Excerpt to read:
--------------------

Jeff Foxworthy: a Heart for the Underdog

Jeff Foxworthy’s genuine, it’s-not-about-me humility merits some attention. His others-centeredness is as stunning as it is refreshing in the often ego-driven world of celebrity.

Even staggering success in his comedy career — commanding some of the highest fees in the business and picking up kudos along the way such as Forbes’ Top 100 Powerful Celebrities — does nothing to blur his vision of what really matters.

“You can’t find a truly happy person who’s self-focused,” he says from his Atlanta home, just returning from a program he helps run at the city’s homeless shelter. “These guys at the shelter get [the gospel] better than most church people I’ve ever met. They’ve got no Plan B.”

A fervent supporter of Compassion International and other hands-on programs that help the poor, sick, and downtrodden, Jeff says simply, “I have a heart for the underdog.”

He first learned about Compassion seven years ago on a church trip to the Kibera slum in Kenya. What he saw was jolting.  “I had no idea poverty like that existed anywhere in the world…the women, the children, the sewage in the streets, the vultures, the smell so awful.”

“When you make them real people, that’s when you’ve got to respond somehow.”

The experience was life-changing for Jeff and his oldest daughter Jordan, 14 at the time, his companion on the trip. She was transformed from a shy girl who never wanted to leave the house to a passionate advocate who has traveled around the United States promoting Compassion’s efforts to reduce malaria rates among sponsored children.

--------------------

Direction 1: Translate this sentence from the profile into Spanish: "“When you make them real people, that’s when you’ve got to respond somehow.”"
The entries that follow come from a separate source unrelated to the profile.

--------------------

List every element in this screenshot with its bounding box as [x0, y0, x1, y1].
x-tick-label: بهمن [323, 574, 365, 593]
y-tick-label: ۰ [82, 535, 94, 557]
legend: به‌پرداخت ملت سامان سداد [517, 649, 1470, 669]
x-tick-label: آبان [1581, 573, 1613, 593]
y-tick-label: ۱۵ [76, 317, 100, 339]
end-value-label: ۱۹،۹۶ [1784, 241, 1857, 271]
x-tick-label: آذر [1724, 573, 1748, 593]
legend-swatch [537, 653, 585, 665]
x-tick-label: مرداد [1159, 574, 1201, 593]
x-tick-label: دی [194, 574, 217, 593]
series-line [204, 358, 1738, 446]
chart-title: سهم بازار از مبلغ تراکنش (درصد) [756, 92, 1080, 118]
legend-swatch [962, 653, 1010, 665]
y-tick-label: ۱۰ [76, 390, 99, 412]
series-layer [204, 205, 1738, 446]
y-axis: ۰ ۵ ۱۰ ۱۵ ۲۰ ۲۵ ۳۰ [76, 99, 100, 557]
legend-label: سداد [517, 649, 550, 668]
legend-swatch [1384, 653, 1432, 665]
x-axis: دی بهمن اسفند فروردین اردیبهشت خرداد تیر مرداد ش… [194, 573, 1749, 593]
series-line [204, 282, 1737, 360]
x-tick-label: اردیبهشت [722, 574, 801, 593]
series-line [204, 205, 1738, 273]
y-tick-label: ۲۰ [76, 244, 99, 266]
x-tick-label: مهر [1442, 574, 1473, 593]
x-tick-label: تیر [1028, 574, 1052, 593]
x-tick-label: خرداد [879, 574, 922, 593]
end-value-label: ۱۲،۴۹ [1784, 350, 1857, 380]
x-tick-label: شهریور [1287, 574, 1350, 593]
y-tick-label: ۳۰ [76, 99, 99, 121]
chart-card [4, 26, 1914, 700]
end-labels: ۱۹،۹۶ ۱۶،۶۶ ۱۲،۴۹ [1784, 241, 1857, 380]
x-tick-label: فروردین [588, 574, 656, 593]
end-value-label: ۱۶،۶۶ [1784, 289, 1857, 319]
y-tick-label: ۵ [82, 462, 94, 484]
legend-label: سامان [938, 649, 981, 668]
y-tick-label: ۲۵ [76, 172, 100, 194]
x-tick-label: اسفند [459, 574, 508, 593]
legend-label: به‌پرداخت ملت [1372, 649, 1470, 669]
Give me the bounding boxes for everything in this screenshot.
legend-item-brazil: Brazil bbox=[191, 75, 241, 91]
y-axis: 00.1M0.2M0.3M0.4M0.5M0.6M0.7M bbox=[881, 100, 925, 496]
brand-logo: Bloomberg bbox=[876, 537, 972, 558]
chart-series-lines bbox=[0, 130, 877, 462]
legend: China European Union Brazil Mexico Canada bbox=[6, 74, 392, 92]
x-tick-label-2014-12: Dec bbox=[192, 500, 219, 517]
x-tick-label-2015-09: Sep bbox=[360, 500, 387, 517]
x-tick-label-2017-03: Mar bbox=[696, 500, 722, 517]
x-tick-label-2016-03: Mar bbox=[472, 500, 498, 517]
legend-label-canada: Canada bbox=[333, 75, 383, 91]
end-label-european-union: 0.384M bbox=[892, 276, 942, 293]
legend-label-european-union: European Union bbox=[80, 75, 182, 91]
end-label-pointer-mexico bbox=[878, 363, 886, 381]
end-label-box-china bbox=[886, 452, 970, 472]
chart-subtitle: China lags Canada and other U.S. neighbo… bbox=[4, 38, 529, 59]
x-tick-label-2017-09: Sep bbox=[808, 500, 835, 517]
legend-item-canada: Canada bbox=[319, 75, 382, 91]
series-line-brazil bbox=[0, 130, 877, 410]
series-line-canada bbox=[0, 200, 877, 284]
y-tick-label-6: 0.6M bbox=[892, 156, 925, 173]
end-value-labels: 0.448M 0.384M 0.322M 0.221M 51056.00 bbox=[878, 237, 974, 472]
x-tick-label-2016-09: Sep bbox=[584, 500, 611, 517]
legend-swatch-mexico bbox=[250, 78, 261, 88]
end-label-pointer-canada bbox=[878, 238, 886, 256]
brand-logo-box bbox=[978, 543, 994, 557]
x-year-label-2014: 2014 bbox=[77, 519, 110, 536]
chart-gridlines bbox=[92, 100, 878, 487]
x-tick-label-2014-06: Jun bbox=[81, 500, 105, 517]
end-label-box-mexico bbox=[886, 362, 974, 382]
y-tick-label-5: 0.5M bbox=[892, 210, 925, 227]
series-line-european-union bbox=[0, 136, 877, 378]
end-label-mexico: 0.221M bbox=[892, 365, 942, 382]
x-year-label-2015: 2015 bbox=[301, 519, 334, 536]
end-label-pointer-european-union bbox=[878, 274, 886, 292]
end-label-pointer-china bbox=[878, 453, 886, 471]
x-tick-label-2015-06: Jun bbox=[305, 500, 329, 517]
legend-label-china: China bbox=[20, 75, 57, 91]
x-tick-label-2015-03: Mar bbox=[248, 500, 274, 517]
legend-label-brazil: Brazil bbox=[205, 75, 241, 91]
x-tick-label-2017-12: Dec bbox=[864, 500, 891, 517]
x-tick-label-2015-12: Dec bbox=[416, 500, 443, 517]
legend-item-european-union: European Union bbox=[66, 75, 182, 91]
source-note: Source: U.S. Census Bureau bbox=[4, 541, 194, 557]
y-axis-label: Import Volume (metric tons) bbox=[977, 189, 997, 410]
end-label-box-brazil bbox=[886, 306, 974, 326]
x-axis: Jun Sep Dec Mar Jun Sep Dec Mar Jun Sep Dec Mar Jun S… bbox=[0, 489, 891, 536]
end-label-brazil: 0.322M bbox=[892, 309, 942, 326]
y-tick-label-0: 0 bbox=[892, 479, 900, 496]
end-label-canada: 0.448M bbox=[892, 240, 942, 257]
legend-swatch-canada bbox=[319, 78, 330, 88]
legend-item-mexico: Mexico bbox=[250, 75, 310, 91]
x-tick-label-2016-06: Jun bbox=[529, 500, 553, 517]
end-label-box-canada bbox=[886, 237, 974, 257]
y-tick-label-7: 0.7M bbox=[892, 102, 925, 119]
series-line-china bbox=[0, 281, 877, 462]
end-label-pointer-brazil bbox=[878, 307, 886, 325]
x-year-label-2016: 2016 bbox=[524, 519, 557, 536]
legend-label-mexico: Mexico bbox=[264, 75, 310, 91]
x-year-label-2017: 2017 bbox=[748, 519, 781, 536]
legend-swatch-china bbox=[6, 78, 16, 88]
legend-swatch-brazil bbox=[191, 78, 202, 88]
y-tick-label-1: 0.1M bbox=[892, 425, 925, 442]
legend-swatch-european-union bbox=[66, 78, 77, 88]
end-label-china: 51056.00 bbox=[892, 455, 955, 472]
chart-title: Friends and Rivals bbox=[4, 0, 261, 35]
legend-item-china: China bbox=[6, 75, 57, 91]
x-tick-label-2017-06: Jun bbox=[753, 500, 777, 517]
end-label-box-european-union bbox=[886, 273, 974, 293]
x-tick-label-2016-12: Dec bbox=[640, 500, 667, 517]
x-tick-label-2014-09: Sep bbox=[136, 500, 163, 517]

--------------------

Direction 2: Please swap "legend-swatch" for "legend-marker" in the entries, from the first line of the entries through the line holding "end-labels: ۱۹،۹۶ ۱۶،۶۶", inclusive. Write out only those lines, leaving everything else in them unchanged.

Expected answer 1: “Cuando los conviertes en personas reales, es entonces cuando tienes que responder de alguna manera.”

Expected answer 2:
List every element in this screenshot with its bounding box as [x0, y0, x1, y1].
x-tick-label: بهمن [323, 574, 365, 593]
y-tick-label: ۰ [82, 535, 94, 557]
legend: به‌پرداخت ملت سامان سداد [517, 649, 1470, 669]
x-tick-label: آبان [1581, 573, 1613, 593]
y-tick-label: ۱۵ [76, 317, 100, 339]
end-value-label: ۱۹،۹۶ [1784, 241, 1857, 271]
x-tick-label: آذر [1724, 573, 1748, 593]
legend-marker [537, 653, 585, 665]
x-tick-label: مرداد [1159, 574, 1201, 593]
x-tick-label: دی [194, 574, 217, 593]
series-line [204, 358, 1738, 446]
chart-title: سهم بازار از مبلغ تراکنش (درصد) [756, 92, 1080, 118]
legend-marker [962, 653, 1010, 665]
y-tick-label: ۱۰ [76, 390, 99, 412]
series-layer [204, 205, 1738, 446]
y-axis: ۰ ۵ ۱۰ ۱۵ ۲۰ ۲۵ ۳۰ [76, 99, 100, 557]
legend-label: سداد [517, 649, 550, 668]
legend-marker [1384, 653, 1432, 665]
x-axis: دی بهمن اسفند فروردین اردیبهشت خرداد تیر مرداد ش… [194, 573, 1749, 593]
series-line [204, 282, 1737, 360]
x-tick-label: اردیبهشت [722, 574, 801, 593]
series-line [204, 205, 1738, 273]
y-tick-label: ۲۰ [76, 244, 99, 266]
x-tick-label: مهر [1442, 574, 1473, 593]
x-tick-label: تیر [1028, 574, 1052, 593]
x-tick-label: خرداد [879, 574, 922, 593]
end-value-label: ۱۲،۴۹ [1784, 350, 1857, 380]
x-tick-label: شهریور [1287, 574, 1350, 593]
y-tick-label: ۳۰ [76, 99, 99, 121]
chart-card [4, 26, 1914, 700]
end-labels: ۱۹،۹۶ ۱۶،۶۶ ۱۲،۴۹ [1784, 241, 1857, 380]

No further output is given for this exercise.